**Objective**
Which lines in the items below contain the word "документации"? Locate each one and copy it in full.

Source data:
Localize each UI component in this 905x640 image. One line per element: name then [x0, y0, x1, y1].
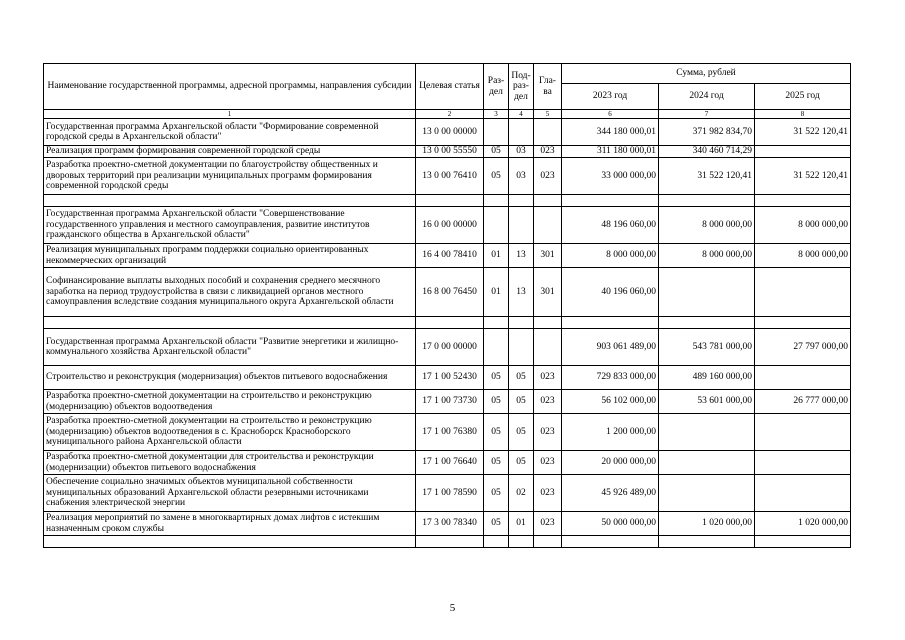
header-chapter: Гла-ва	[534, 64, 562, 110]
colnum: 2	[416, 110, 484, 119]
row-section: 05	[484, 366, 509, 390]
colnum: 1	[44, 110, 416, 119]
row-2025	[755, 146, 851, 158]
row-subsection: 05	[509, 414, 534, 451]
row-code: 16 8 00 76450	[416, 268, 484, 317]
row-code: 13 0 00 55550	[416, 146, 484, 158]
row-name: Разработка проектно-сметной документации на строительство и реконструкцию (модернизацию) объектов водоотведения в с. Красноборск Красноборского муниципального района Архангельской области	[44, 414, 416, 451]
row-2023: 48 196 060,00	[562, 207, 659, 244]
row-section: 05	[484, 390, 509, 414]
row-2025: 1 020 000,00	[755, 512, 851, 536]
table-row	[44, 268, 851, 317]
table-row	[44, 329, 851, 366]
header-subsection: Под-раз-дел	[509, 64, 534, 110]
page-number: 5	[449, 602, 456, 614]
row-chapter	[534, 119, 562, 146]
row-2023: 311 180 000,01	[562, 146, 659, 158]
row-section: 01	[484, 244, 509, 268]
table-row	[44, 146, 851, 158]
row-code: 17 1 00 73730	[416, 390, 484, 414]
row-2024	[659, 475, 755, 512]
table-row	[44, 390, 851, 414]
row-2023: 50 000 000,00	[562, 512, 659, 536]
row-2023: 8 000 000,00	[562, 244, 659, 268]
table-row	[44, 244, 851, 268]
row-code: 17 3 00 78340	[416, 512, 484, 536]
row-chapter: 023	[534, 146, 562, 158]
row-2025: 8 000 000,00	[755, 207, 851, 244]
row-code: 17 1 00 78590	[416, 475, 484, 512]
row-section: 05	[484, 158, 509, 195]
row-section	[484, 119, 509, 146]
row-2025	[755, 475, 851, 512]
row-2025: 26 777 000,00	[755, 390, 851, 414]
table-row	[44, 414, 851, 451]
row-subsection: 03	[509, 146, 534, 158]
table-row	[44, 366, 851, 390]
row-2023: 33 000 000,00	[562, 158, 659, 195]
row-section: 05	[484, 512, 509, 536]
row-2024	[659, 268, 755, 317]
row-section	[484, 329, 509, 366]
colnum: 8	[755, 110, 851, 119]
row-name: Разработка проектно-сметной документации по благоустройству общественных и дворовых территорий при реализации муниципальных программ формирования современной городской среды	[44, 158, 416, 195]
header-2025: 2025 год	[755, 84, 851, 110]
spacer-row	[44, 195, 851, 207]
row-2024: 371 982 834,70	[659, 119, 755, 146]
header-target: Целевая статья	[416, 64, 484, 110]
row-section: 05	[484, 451, 509, 475]
row-subsection: 13	[509, 268, 534, 317]
row-subsection: 03	[509, 158, 534, 195]
header-section: Раз-дел	[484, 64, 509, 110]
row-code: 17 1 00 52430	[416, 366, 484, 390]
row-name: Реализация программ формирования современной городской среды	[44, 146, 416, 158]
row-2024	[659, 451, 755, 475]
row-chapter: 023	[534, 390, 562, 414]
row-subsection	[509, 329, 534, 366]
row-code: 16 0 00 00000	[416, 207, 484, 244]
colnum: 6	[562, 110, 659, 119]
table-row	[44, 119, 851, 146]
row-code: 13 0 00 00000	[416, 119, 484, 146]
row-2024: 543 781 000,00	[659, 329, 755, 366]
row-code: 17 0 00 00000	[416, 329, 484, 366]
header-2024: 2024 год	[659, 84, 755, 110]
colnum: 4	[509, 110, 534, 119]
colnum: 7	[659, 110, 755, 119]
row-2024: 8 000 000,00	[659, 207, 755, 244]
row-subsection: 05	[509, 366, 534, 390]
row-subsection: 02	[509, 475, 534, 512]
row-code: 13 0 00 76410	[416, 158, 484, 195]
row-2024: 489 160 000,00	[659, 366, 755, 390]
table-row	[44, 512, 851, 536]
row-name: Реализация муниципальных программ поддержки социально ориентированных некоммерческих организаций	[44, 244, 416, 268]
table-row	[44, 158, 851, 195]
header-sum: Сумма, рублей	[562, 64, 851, 84]
row-subsection: 05	[509, 451, 534, 475]
budget-table	[43, 63, 851, 548]
row-name: Софинансирование выплаты выходных пособий и сохранения среднего месячного заработка на период трудоустройства в связи с ликвидацией органов местного самоуправления вследствие создания муниципального округа Архангельской области	[44, 268, 416, 317]
colnum: 3	[484, 110, 509, 119]
row-section	[484, 207, 509, 244]
header-name: Наименование государственной программы, адресной программы, направления субсидии	[44, 64, 416, 110]
row-chapter	[534, 207, 562, 244]
row-code: 17 1 00 76380	[416, 414, 484, 451]
row-2024: 1 020 000,00	[659, 512, 755, 536]
row-section: 01	[484, 268, 509, 317]
row-section: 05	[484, 414, 509, 451]
row-2023: 56 102 000,00	[562, 390, 659, 414]
row-code: 17 1 00 76640	[416, 451, 484, 475]
row-2024	[659, 414, 755, 451]
row-2023: 344 180 000,01	[562, 119, 659, 146]
row-name: Государственная программа Архангельской области "Развитие энергетики и жилищно-коммунального хозяйства Архангельской области"	[44, 329, 416, 366]
row-2025	[755, 268, 851, 317]
row-2023: 903 061 489,00	[562, 329, 659, 366]
row-subsection: 05	[509, 390, 534, 414]
row-2024: 8 000 000,00	[659, 244, 755, 268]
row-chapter: 023	[534, 475, 562, 512]
row-2024: 31 522 120,41	[659, 158, 755, 195]
row-name: Государственная программа Архангельской области "Совершенствование государственного управления и местного самоуправления, развитие институтов гражданского общества в Архангельской области"	[44, 207, 416, 244]
row-2025: 31 522 120,41	[755, 158, 851, 195]
row-section: 05	[484, 146, 509, 158]
row-name: Разработка проектно-сметной документации на строительство и реконструкцию (модернизацию) объектов водоотведения	[44, 390, 416, 414]
row-2025: 31 522 120,41	[755, 119, 851, 146]
row-2024: 53 601 000,00	[659, 390, 755, 414]
row-chapter: 023	[534, 366, 562, 390]
row-subsection: 13	[509, 244, 534, 268]
row-chapter: 301	[534, 268, 562, 317]
row-2023: 40 196 060,00	[562, 268, 659, 317]
row-2023: 20 000 000,00	[562, 451, 659, 475]
header-2023: 2023 год	[562, 84, 659, 110]
row-chapter	[534, 329, 562, 366]
row-2023: 729 833 000,00	[562, 366, 659, 390]
table-row	[44, 451, 851, 475]
row-subsection: 01	[509, 512, 534, 536]
row-code: 16 4 00 78410	[416, 244, 484, 268]
row-2024: 340 460 714,29	[659, 146, 755, 158]
spacer-row	[44, 317, 851, 329]
row-name: Обеспечение социально значимых объектов муниципальной собственности муниципальных образований Архангельской области резервными источниками снабжения электрической энергии	[44, 475, 416, 512]
spacer-row	[44, 536, 851, 548]
row-2025	[755, 366, 851, 390]
colnum: 5	[534, 110, 562, 119]
table-row	[44, 207, 851, 244]
row-name: Строительство и реконструкция (модернизация) объектов питьевого водоснабжения	[44, 366, 416, 390]
row-chapter: 301	[534, 244, 562, 268]
row-subsection	[509, 207, 534, 244]
row-2025	[755, 451, 851, 475]
row-chapter: 023	[534, 158, 562, 195]
row-name: Разработка проектно-сметной документации для строительства и реконструкции (модернизации) объектов питьевого водоснабжения	[44, 451, 416, 475]
row-2023: 45 926 489,00	[562, 475, 659, 512]
row-2023: 1 200 000,00	[562, 414, 659, 451]
row-chapter: 023	[534, 414, 562, 451]
row-section: 05	[484, 475, 509, 512]
row-subsection	[509, 119, 534, 146]
row-chapter: 023	[534, 451, 562, 475]
row-2025: 8 000 000,00	[755, 244, 851, 268]
row-name: Реализация мероприятий по замене в многоквартирных домах лифтов с истекшим назначенным сроком службы	[44, 512, 416, 536]
row-name: Государственная программа Архангельской области "Формирование современной городской среды в Архангельской области"	[44, 119, 416, 146]
table-row	[44, 475, 851, 512]
row-2025	[755, 414, 851, 451]
row-2025: 27 797 000,00	[755, 329, 851, 366]
row-chapter: 023	[534, 512, 562, 536]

**Reply**
row-name: Разработка проектно-сметной документации на строительство и реконструкцию (модернизацию) объектов водоотведения в с. Красноборск Красноборского муниципального района Архангельской области	[44, 414, 416, 451]
row-name: Разработка проектно-сметной документации по благоустройству общественных и дворовых территорий при реализации муниципальных программ формирования современной городской среды	[44, 158, 416, 195]
row-name: Разработка проектно-сметной документации на строительство и реконструкцию (модернизацию) объектов водоотведения	[44, 390, 416, 414]
row-name: Разработка проектно-сметной документации для строительства и реконструкции (модернизации) объектов питьевого водоснабжения	[44, 451, 416, 475]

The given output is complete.